* [TASK PROMPT]
What follows are records. Restate all of them word for word.

Data listing:
..........

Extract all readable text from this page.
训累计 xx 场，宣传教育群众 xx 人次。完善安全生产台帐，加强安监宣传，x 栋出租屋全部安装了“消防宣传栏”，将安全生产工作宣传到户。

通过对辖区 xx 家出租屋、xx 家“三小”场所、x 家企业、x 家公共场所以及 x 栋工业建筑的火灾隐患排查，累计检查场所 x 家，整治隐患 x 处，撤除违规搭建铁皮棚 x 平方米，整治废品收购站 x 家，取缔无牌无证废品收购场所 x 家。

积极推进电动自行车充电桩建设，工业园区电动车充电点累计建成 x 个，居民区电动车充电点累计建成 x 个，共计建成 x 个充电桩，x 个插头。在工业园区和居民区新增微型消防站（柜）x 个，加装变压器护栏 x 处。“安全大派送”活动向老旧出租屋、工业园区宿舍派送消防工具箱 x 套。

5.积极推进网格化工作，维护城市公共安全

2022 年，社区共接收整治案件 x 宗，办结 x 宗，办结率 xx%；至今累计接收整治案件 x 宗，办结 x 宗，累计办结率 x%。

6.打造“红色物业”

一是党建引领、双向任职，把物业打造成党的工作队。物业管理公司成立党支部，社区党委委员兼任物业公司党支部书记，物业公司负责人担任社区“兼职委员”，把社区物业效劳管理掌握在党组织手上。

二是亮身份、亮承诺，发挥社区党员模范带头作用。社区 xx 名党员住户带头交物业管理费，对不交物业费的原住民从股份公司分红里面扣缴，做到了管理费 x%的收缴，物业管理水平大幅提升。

..........

* [SOLUTION TO THE EXERCISE]
Extract all readable text from this page.
训累计 xx 场，宣传教育群众 xx 人次。完善安全生产台帐，加强安监宣传，x 栋出租屋全部安装了“消防宣传栏”，将安全生产工作宣传到户。

通过对辖区 xx 家出租屋、xx 家“三小”场所、x 家企业、x 家公共场所以及 x 栋工业建筑的火灾隐患排查，累计检查场所 x 家，整治隐患 x 处，撤除违规搭建铁皮棚 x 平方米，整治废品收购站 x 家，取缔无牌无证废品收购场所 x 家。

积极推进电动自行车充电桩建设，工业园区电动车充电点累计建成 x 个，居民区电动车充电点累计建成 x 个，共计建成 x 个充电桩，x 个插头。在工业园区和居民区新增微型消防站（柜）x 个，加装变压器护栏 x 处。“安全大派送”活动向老旧出租屋、工业园区宿舍派送消防工具箱 x 套。

5.积极推进网格化工作，维护城市公共安全

2022 年，社区共接收整治案件 x 宗，办结 x 宗，办结率 xx%；至今累计接收整治案件 x 宗，办结 x 宗，累计办结率 x%。

6.打造“红色物业”

一是党建引领、双向任职，把物业打造成党的工作队。物业管理公司成立党支部，社区党委委员兼任物业公司党支部书记，物业公司负责人担任社区“兼职委员”，把社区物业效劳管理掌握在党组织手上。

二是亮身份、亮承诺，发挥社区党员模范带头作用。社区 xx 名党员住户带头交物业管理费，对不交物业费的原住民从股份公司分红里面扣缴，做到了管理费 x%的收缴，物业管理水平大幅提升。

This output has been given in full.